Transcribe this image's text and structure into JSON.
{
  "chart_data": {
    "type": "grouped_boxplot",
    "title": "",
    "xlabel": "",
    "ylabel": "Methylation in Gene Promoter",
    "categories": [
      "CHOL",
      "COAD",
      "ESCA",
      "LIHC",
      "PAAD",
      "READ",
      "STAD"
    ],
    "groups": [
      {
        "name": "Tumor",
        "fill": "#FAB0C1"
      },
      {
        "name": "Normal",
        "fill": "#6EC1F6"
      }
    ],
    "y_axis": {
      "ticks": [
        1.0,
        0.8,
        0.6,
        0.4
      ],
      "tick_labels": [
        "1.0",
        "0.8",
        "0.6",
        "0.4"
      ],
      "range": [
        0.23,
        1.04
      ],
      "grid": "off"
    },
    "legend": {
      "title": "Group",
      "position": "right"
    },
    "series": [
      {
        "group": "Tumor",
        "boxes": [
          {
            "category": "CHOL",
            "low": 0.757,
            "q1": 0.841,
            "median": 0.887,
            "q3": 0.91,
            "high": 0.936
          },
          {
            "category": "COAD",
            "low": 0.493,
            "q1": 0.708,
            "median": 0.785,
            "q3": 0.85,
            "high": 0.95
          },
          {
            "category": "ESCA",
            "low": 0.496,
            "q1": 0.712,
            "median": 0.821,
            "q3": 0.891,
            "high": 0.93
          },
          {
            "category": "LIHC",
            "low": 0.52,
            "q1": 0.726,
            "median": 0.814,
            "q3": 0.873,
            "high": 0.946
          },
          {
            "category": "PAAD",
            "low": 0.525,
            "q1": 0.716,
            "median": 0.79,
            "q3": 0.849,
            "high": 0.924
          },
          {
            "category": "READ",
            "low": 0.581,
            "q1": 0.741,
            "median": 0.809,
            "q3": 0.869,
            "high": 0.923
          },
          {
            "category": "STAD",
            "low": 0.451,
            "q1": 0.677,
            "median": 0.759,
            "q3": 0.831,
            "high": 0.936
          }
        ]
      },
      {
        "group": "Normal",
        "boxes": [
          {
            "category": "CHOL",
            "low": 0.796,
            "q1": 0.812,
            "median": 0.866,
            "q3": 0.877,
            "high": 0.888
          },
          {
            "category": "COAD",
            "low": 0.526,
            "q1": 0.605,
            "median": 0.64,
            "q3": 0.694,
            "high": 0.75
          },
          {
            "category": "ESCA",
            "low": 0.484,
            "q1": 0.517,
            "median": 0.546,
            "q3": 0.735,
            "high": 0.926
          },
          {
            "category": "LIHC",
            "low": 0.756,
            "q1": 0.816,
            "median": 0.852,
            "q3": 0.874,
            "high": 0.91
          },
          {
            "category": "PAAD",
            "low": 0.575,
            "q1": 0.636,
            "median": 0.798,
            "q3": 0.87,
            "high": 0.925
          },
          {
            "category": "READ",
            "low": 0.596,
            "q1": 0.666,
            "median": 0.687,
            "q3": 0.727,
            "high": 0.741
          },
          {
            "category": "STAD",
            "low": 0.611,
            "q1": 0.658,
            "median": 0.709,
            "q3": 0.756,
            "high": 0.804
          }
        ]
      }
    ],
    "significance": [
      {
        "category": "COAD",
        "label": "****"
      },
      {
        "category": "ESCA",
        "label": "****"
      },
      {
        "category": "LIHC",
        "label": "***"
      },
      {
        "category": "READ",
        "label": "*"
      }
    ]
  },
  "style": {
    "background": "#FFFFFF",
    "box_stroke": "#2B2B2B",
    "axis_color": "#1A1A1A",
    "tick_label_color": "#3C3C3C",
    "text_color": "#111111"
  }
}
━━━━━━━━━━━━━━━━
■ **Required action**: Without changing a single character, write out all of the entries.

■ **Final answer**:
Transcribe this image's text and structure into JSON.
{
  "chart_data": {
    "type": "grouped_boxplot",
    "title": "",
    "xlabel": "",
    "ylabel": "Methylation in Gene Promoter",
    "categories": [
      "CHOL",
      "COAD",
      "ESCA",
      "LIHC",
      "PAAD",
      "READ",
      "STAD"
    ],
    "groups": [
      {
        "name": "Tumor",
        "fill": "#FAB0C1"
      },
      {
        "name": "Normal",
        "fill": "#6EC1F6"
      }
    ],
    "y_axis": {
      "ticks": [
        1.0,
        0.8,
        0.6,
        0.4
      ],
      "tick_labels": [
        "1.0",
        "0.8",
        "0.6",
        "0.4"
      ],
      "range": [
        0.23,
        1.04
      ],
      "grid": "off"
    },
    "legend": {
      "title": "Group",
      "position": "right"
    },
    "series": [
      {
        "group": "Tumor",
        "boxes": [
          {
            "category": "CHOL",
            "low": 0.757,
            "q1": 0.841,
            "median": 0.887,
            "q3": 0.91,
            "high": 0.936
          },
          {
            "category": "COAD",
            "low": 0.493,
            "q1": 0.708,
            "median": 0.785,
            "q3": 0.85,
            "high": 0.95
          },
          {
            "category": "ESCA",
            "low": 0.496,
            "q1": 0.712,
            "median": 0.821,
            "q3": 0.891,
            "high": 0.93
          },
          {
            "category": "LIHC",
            "low": 0.52,
            "q1": 0.726,
            "median": 0.814,
            "q3": 0.873,
            "high": 0.946
          },
          {
            "category": "PAAD",
            "low": 0.525,
            "q1": 0.716,
            "median": 0.79,
            "q3": 0.849,
            "high": 0.924
          },
          {
            "category": "READ",
            "low": 0.581,
            "q1": 0.741,
            "median": 0.809,
            "q3": 0.869,
            "high": 0.923
          },
          {
            "category": "STAD",
            "low": 0.451,
            "q1": 0.677,
            "median": 0.759,
            "q3": 0.831,
            "high": 0.936
          }
        ]
      },
      {
        "group": "Normal",
        "boxes": [
          {
            "category": "CHOL",
            "low": 0.796,
            "q1": 0.812,
            "median": 0.866,
            "q3": 0.877,
            "high": 0.888
          },
          {
            "category": "COAD",
            "low": 0.526,
            "q1": 0.605,
            "median": 0.64,
            "q3": 0.694,
            "high": 0.75
          },
          {
            "category": "ESCA",
            "low": 0.484,
            "q1": 0.517,
            "median": 0.546,
            "q3": 0.735,
            "high": 0.926
          },
          {
            "category": "LIHC",
            "low": 0.756,
            "q1": 0.816,
            "median": 0.852,
            "q3": 0.874,
            "high": 0.91
          },
          {
            "category": "PAAD",
            "low": 0.575,
            "q1": 0.636,
            "median": 0.798,
            "q3": 0.87,
            "high": 0.925
          },
          {
            "category": "READ",
            "low": 0.596,
            "q1": 0.666,
            "median": 0.687,
            "q3": 0.727,
            "high": 0.741
          },
          {
            "category": "STAD",
            "low": 0.611,
            "q1": 0.658,
            "median": 0.709,
            "q3": 0.756,
            "high": 0.804
          }
        ]
      }
    ],
    "significance": [
      {
        "category": "COAD",
        "label": "****"
      },
      {
        "category": "ESCA",
        "label": "****"
      },
      {
        "category": "LIHC",
        "label": "***"
      },
      {
        "category": "READ",
        "label": "*"
      }
    ]
  },
  "style": {
    "background": "#FFFFFF",
    "box_stroke": "#2B2B2B",
    "axis_color": "#1A1A1A",
    "tick_label_color": "#3C3C3C",
    "text_color": "#111111"
  }
}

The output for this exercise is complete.